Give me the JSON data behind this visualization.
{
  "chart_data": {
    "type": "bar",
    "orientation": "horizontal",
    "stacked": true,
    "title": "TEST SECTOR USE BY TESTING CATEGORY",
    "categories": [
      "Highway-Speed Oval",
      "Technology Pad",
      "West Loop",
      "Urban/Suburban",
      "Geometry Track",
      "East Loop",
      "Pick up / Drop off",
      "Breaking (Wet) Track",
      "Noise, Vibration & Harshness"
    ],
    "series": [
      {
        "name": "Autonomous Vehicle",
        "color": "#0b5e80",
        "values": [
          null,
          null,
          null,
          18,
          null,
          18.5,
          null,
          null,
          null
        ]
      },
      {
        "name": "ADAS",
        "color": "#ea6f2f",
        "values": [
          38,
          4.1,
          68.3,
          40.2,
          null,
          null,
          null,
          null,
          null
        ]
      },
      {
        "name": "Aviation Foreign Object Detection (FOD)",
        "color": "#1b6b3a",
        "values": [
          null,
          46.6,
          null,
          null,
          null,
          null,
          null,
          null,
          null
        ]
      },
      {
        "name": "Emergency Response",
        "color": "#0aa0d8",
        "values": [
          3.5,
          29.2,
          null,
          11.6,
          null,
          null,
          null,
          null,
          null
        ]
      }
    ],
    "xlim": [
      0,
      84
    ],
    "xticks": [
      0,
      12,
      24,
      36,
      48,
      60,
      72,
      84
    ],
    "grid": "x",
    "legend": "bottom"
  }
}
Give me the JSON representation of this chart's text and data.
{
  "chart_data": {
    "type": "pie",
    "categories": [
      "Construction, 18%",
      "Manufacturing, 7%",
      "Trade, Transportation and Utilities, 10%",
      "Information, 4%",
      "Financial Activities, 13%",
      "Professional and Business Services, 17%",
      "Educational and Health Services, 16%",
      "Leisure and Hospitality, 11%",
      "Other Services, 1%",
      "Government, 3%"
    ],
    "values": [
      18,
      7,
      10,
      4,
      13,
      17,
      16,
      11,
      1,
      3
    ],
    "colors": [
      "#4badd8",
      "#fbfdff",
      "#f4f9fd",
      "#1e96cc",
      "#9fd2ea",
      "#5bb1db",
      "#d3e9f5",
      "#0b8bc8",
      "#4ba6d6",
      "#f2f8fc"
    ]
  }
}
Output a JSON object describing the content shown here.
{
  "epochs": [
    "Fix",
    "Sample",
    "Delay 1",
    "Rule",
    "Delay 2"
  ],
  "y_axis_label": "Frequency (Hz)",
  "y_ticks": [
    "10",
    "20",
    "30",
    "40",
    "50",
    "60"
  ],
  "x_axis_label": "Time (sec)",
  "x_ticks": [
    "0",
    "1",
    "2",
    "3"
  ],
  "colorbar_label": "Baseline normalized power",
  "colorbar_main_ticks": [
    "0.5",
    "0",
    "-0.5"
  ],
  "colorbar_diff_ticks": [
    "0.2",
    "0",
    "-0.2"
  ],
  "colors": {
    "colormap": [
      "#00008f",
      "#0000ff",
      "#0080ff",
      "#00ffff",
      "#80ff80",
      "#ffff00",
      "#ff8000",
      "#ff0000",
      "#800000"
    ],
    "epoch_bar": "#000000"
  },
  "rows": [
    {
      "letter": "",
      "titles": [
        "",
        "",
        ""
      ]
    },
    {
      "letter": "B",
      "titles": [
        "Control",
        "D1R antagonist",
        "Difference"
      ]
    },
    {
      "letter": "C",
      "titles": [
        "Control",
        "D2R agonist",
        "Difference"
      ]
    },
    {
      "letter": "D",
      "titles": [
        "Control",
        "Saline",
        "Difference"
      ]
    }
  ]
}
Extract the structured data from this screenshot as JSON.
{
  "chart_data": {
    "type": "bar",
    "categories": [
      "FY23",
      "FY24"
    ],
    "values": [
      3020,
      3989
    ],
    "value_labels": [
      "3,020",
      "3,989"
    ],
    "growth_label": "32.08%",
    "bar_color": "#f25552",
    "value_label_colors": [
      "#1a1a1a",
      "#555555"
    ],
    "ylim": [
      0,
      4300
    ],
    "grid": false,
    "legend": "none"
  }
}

━━━━━━━━━━━━━━━━━━━━━━━━━━━━━━

SHORT PROBLEM:
Please reproduce every line of the material word for word.

PROBLEM SOLUTION:
Give me the JSON data behind this visualization.
{
  "chart_data": {
    "type": "bar",
    "orientation": "horizontal",
    "stacked": true,
    "title": "TEST SECTOR USE BY TESTING CATEGORY",
    "categories": [
      "Highway-Speed Oval",
      "Technology Pad",
      "West Loop",
      "Urban/Suburban",
      "Geometry Track",
      "East Loop",
      "Pick up / Drop off",
      "Breaking (Wet) Track",
      "Noise, Vibration & Harshness"
    ],
    "series": [
      {
        "name": "Autonomous Vehicle",
        "color": "#0b5e80",
        "values": [
          null,
          null,
          null,
          18,
          null,
          18.5,
          null,
          null,
          null
        ]
      },
      {
        "name": "ADAS",
        "color": "#ea6f2f",
        "values": [
          38,
          4.1,
          68.3,
          40.2,
          null,
          null,
          null,
          null,
          null
        ]
      },
      {
        "name": "Aviation Foreign Object Detection (FOD)",
        "color": "#1b6b3a",
        "values": [
          null,
          46.6,
          null,
          null,
          null,
          null,
          null,
          null,
          null
        ]
      },
      {
        "name": "Emergency Response",
        "color": "#0aa0d8",
        "values": [
          3.5,
          29.2,
          null,
          11.6,
          null,
          null,
          null,
          null,
          null
        ]
      }
    ],
    "xlim": [
      0,
      84
    ],
    "xticks": [
      0,
      12,
      24,
      36,
      48,
      60,
      72,
      84
    ],
    "grid": "x",
    "legend": "bottom"
  }
}
Give me the JSON representation of this chart's text and data.
{
  "chart_data": {
    "type": "pie",
    "categories": [
      "Construction, 18%",
      "Manufacturing, 7%",
      "Trade, Transportation and Utilities, 10%",
      "Information, 4%",
      "Financial Activities, 13%",
      "Professional and Business Services, 17%",
      "Educational and Health Services, 16%",
      "Leisure and Hospitality, 11%",
      "Other Services, 1%",
      "Government, 3%"
    ],
    "values": [
      18,
      7,
      10,
      4,
      13,
      17,
      16,
      11,
      1,
      3
    ],
    "colors": [
      "#4badd8",
      "#fbfdff",
      "#f4f9fd",
      "#1e96cc",
      "#9fd2ea",
      "#5bb1db",
      "#d3e9f5",
      "#0b8bc8",
      "#4ba6d6",
      "#f2f8fc"
    ]
  }
}
Output a JSON object describing the content shown here.
{
  "epochs": [
    "Fix",
    "Sample",
    "Delay 1",
    "Rule",
    "Delay 2"
  ],
  "y_axis_label": "Frequency (Hz)",
  "y_ticks": [
    "10",
    "20",
    "30",
    "40",
    "50",
    "60"
  ],
  "x_axis_label": "Time (sec)",
  "x_ticks": [
    "0",
    "1",
    "2",
    "3"
  ],
  "colorbar_label": "Baseline normalized power",
  "colorbar_main_ticks": [
    "0.5",
    "0",
    "-0.5"
  ],
  "colorbar_diff_ticks": [
    "0.2",
    "0",
    "-0.2"
  ],
  "colors": {
    "colormap": [
      "#00008f",
      "#0000ff",
      "#0080ff",
      "#00ffff",
      "#80ff80",
      "#ffff00",
      "#ff8000",
      "#ff0000",
      "#800000"
    ],
    "epoch_bar": "#000000"
  },
  "rows": [
    {
      "letter": "",
      "titles": [
        "",
        "",
        ""
      ]
    },
    {
      "letter": "B",
      "titles": [
        "Control",
        "D1R antagonist",
        "Difference"
      ]
    },
    {
      "letter": "C",
      "titles": [
        "Control",
        "D2R agonist",
        "Difference"
      ]
    },
    {
      "letter": "D",
      "titles": [
        "Control",
        "Saline",
        "Difference"
      ]
    }
  ]
}
Extract the structured data from this screenshot as JSON.
{
  "chart_data": {
    "type": "bar",
    "categories": [
      "FY23",
      "FY24"
    ],
    "values": [
      3020,
      3989
    ],
    "value_labels": [
      "3,020",
      "3,989"
    ],
    "growth_label": "32.08%",
    "bar_color": "#f25552",
    "value_label_colors": [
      "#1a1a1a",
      "#555555"
    ],
    "ylim": [
      0,
      4300
    ],
    "grid": false,
    "legend": "none"
  }
}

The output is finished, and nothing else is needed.